• **The task**
Looking through the listing, how many of its lines hold the word "управления"? Answer with only the number.

* START Data records *

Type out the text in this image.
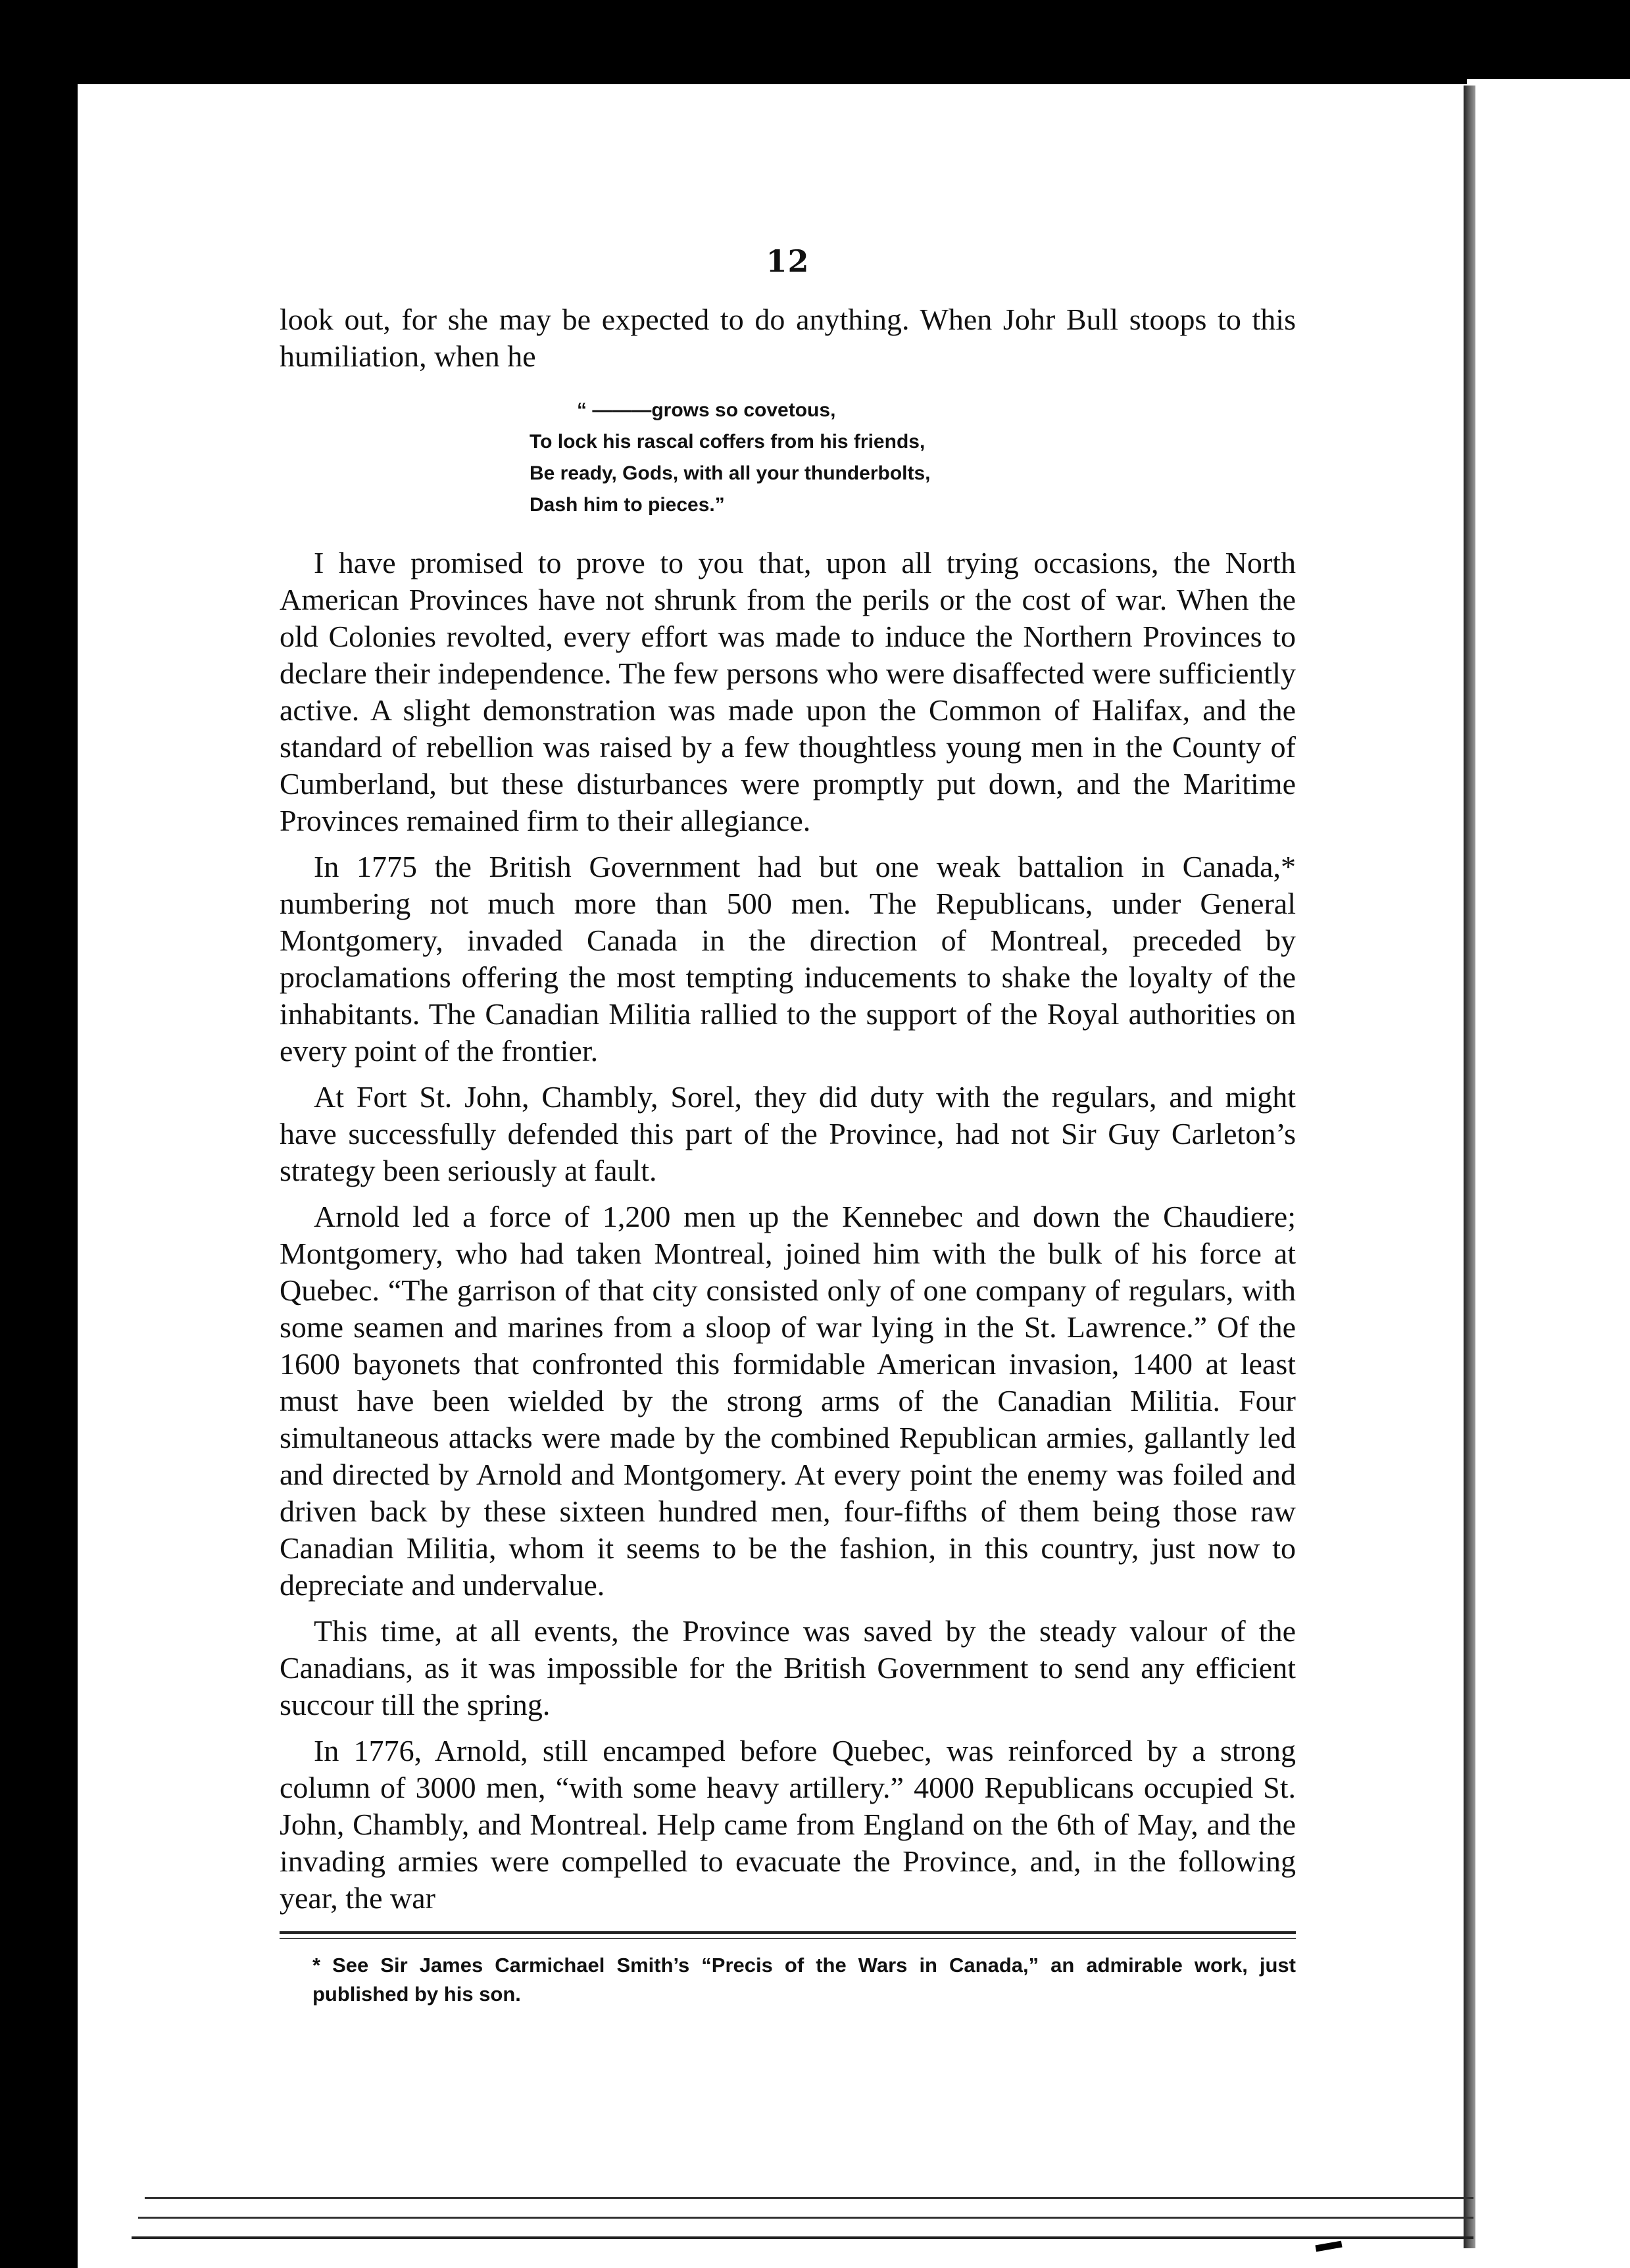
12

look out, for she may be expected to do anything. When Johr Bull stoops to this humiliation, when he

“ ———grows so covetous,
To lock his rascal coffers from his friends,
Be ready, Gods, with all your thunderbolts,
Dash him to pieces.”

I have promised to prove to you that, upon all trying occasions, the North American Provinces have not shrunk from the perils or the cost of war. When the old Colonies revolted, every effort was made to induce the Northern Provinces to declare their independence. The few persons who were disaffected were sufficiently active. A slight demonstration was made upon the Common of Halifax, and the standard of rebellion was raised by a few thoughtless young men in the County of Cumberland, but these disturbances were promptly put down, and the Maritime Provinces remained firm to their allegiance.

In 1775 the British Government had but one weak battalion in Canada,* numbering not much more than 500 men. The Republicans, under General Montgomery, invaded Canada in the direction of Montreal, preceded by proclamations offering the most tempting inducements to shake the loyalty of the inhabitants. The Canadian Militia rallied to the support of the Royal authorities on every point of the frontier.

At Fort St. John, Chambly, Sorel, they did duty with the regulars, and might have successfully defended this part of the Province, had not Sir Guy Carleton’s strategy been seriously at fault.

Arnold led a force of 1,200 men up the Kennebec and down the Chaudiere; Montgomery, who had taken Montreal, joined him with the bulk of his force at Quebec. “The garrison of that city consisted only of one company of regulars, with some seamen and marines from a sloop of war lying in the St. Lawrence.” Of the 1600 bayonets that confronted this formidable American invasion, 1400 at least must have been wielded by the strong arms of the Canadian Militia. Four simultaneous attacks were made by the combined Republican armies, gallantly led and directed by Arnold and Montgomery. At every point the enemy was foiled and driven back by these sixteen hundred men, four-fifths of them being those raw Canadian Militia, whom it seems to be the fashion, in this country, just now to depreciate and undervalue.

This time, at all events, the Province was saved by the steady valour of the Canadians, as it was impossible for the British Government to send any efficient succour till the spring.

In 1776, Arnold, still encamped before Quebec, was reinforced by a strong column of 3000 men, “with some heavy artillery.” 4000 Republicans occupied St. John, Chambly, and Montreal. Help came from England on the 6th of May, and the invading armies were compelled to evacuate the Province, and, in the following year, the war

* See Sir James Carmichael Smith’s “Precis of the Wars in Canada,” an admirable work, just published by his son.
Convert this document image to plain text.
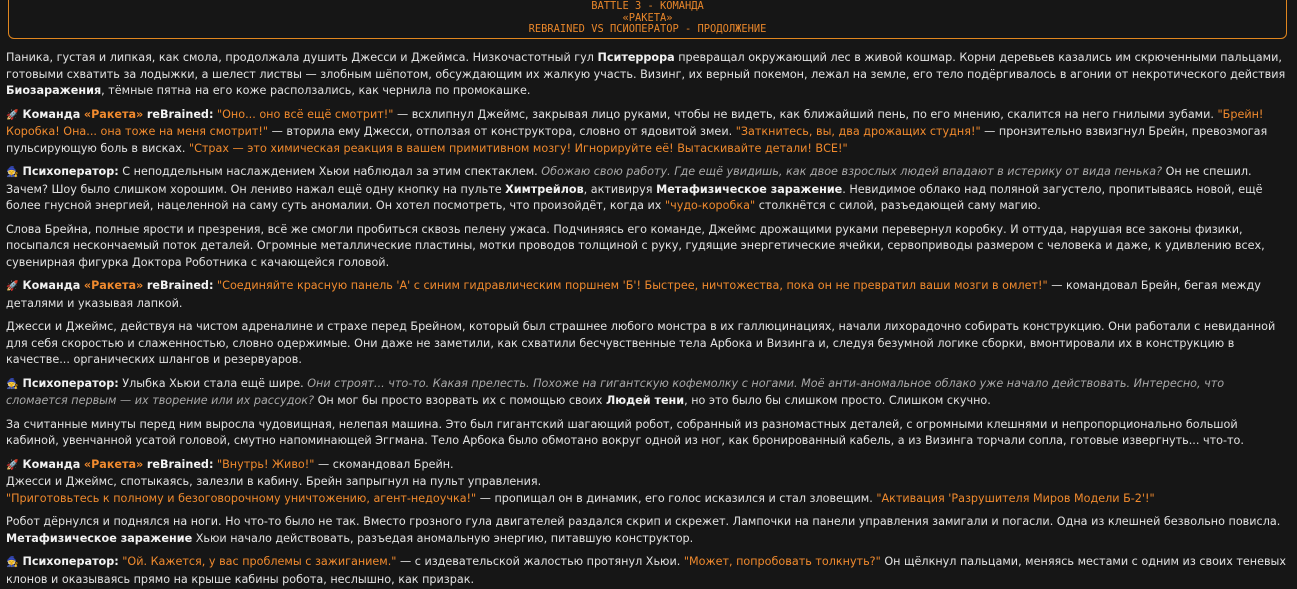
BATTLE 3 - КОМАНДА
«РАКЕТА»
REBRAINED VS ПСИОПЕРАТОР - ПРОДОЛЖЕНИЕ

Паника, густая и липкая, как смола, продолжала душить Джесси и Джеймса. Низкочастотный гул Пситеррора превращал окружающий лес в живой кошмар. Корни деревьев казались им скрюченными пальцами, готовыми схватить за лодыжки, а шелест листвы — злобным шёпотом, обсуждающим их жалкую участь. Визинг, их верный покемон, лежал на земле, его тело подёргивалось в агонии от некротического действия Биозаражения, тёмные пятна на его коже расползались, как чернила по промокашке.

🚀 Команда «Ракета» reBrained: "Оно... оно всё ещё смотрит!" — всхлипнул Джеймс, закрывая лицо руками, чтобы не видеть, как ближайший пень, по его мнению, скалится на него гнилыми зубами. "Брейн! Коробка! Она... она тоже на меня смотрит!" — вторила ему Джесси, отползая от конструктора, словно от ядовитой змеи. "Заткнитесь, вы, два дрожащих студня!" — пронзительно взвизгнул Брейн, превозмогая пульсирующую боль в висках. "Страх — это химическая реакция в вашем примитивном мозгу! Игнорируйте её! Вытаскивайте детали! ВСЕ!"

🧙 Психоператор: С неподдельным наслаждением Хьюи наблюдал за этим спектаклем. Обожаю свою работу. Где ещё увидишь, как двое взрослых людей впадают в истерику от вида пенька? Он не спешил. Зачем? Шоу было слишком хорошим. Он лениво нажал ещё одну кнопку на пульте Химтрейлов, активируя Метафизическое заражение. Невидимое облако над поляной загустело, пропитываясь новой, ещё более гнусной энергией, нацеленной на саму суть аномалии. Он хотел посмотреть, что произойдёт, когда их "чудо-коробка" столкнётся с силой, разъедающей саму магию.

Слова Брейна, полные ярости и презрения, всё же смогли пробиться сквозь пелену ужаса. Подчиняясь его команде, Джеймс дрожащими руками перевернул коробку. И оттуда, нарушая все законы физики, посыпался нескончаемый поток деталей. Огромные металлические пластины, мотки проводов толщиной с руку, гудящие энергетические ячейки, сервоприводы размером с человека и даже, к удивлению всех, сувенирная фигурка Доктора Роботника с качающейся головой.

🚀 Команда «Ракета» reBrained: "Соединяйте красную панель 'А' с синим гидравлическим поршнем 'Б'! Быстрее, ничтожества, пока он не превратил ваши мозги в омлет!" — командовал Брейн, бегая между деталями и указывая лапкой.

Джесси и Джеймс, действуя на чистом адреналине и страхе перед Брейном, который был страшнее любого монстра в их галлюцинациях, начали лихорадочно собирать конструкцию. Они работали с невиданной для себя скоростью и слаженностью, словно одержимые. Они даже не заметили, как схватили бесчувственные тела Арбока и Визинга и, следуя безумной логике сборки, вмонтировали их в конструкцию в качестве... органических шлангов и резервуаров.

🧙 Психоператор: Улыбка Хьюи стала ещё шире. Они строят... что-то. Какая прелесть. Похоже на гигантскую кофемолку с ногами. Моё анти-аномальное облако уже начало действовать. Интересно, что сломается первым — их творение или их рассудок? Он мог бы просто взорвать их с помощью своих Людей тени, но это было бы слишком просто. Слишком скучно.

За считанные минуты перед ним выросла чудовищная, нелепая машина. Это был гигантский шагающий робот, собранный из разномастных деталей, с огромными клешнями и непропорционально большой кабиной, увенчанной усатой головой, смутно напоминающей Эггмана. Тело Арбока было обмотано вокруг одной из ног, как бронированный кабель, а из Визинга торчали сопла, готовые извергнуть... что-то.

🚀 Команда «Ракета» reBrained: "Внутрь! Живо!" — скомандовал Брейн.
Джесси и Джеймс, спотыкаясь, залезли в кабину. Брейн запрыгнул на пульт управления.
"Приготовьтесь к полному и безоговорочному уничтожению, агент-недоучка!" — пропищал он в динамик, его голос исказился и стал зловещим. "Активация 'Разрушителя Миров Модели Б-2'!"

Робот дёрнулся и поднялся на ноги. Но что-то было не так. Вместо грозного гула двигателей раздался скрип и скрежет. Лампочки на панели управления замигали и погасли. Одна из клешней безвольно повисла. Метафизическое заражение Хьюи начало действовать, разъедая аномальную энергию, питавшую конструктор.

🧙 Психоператор: "Ой. Кажется, у вас проблемы с зажиганием." — с издевательской жалостью протянул Хьюи. "Может, попробовать толкнуть?" Он щёлкнул пальцами, меняясь местами с одним из своих теневых клонов и оказываясь прямо на крыше кабины робота, неслышно, как призрак.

* END Data records *

• **Finished task**
2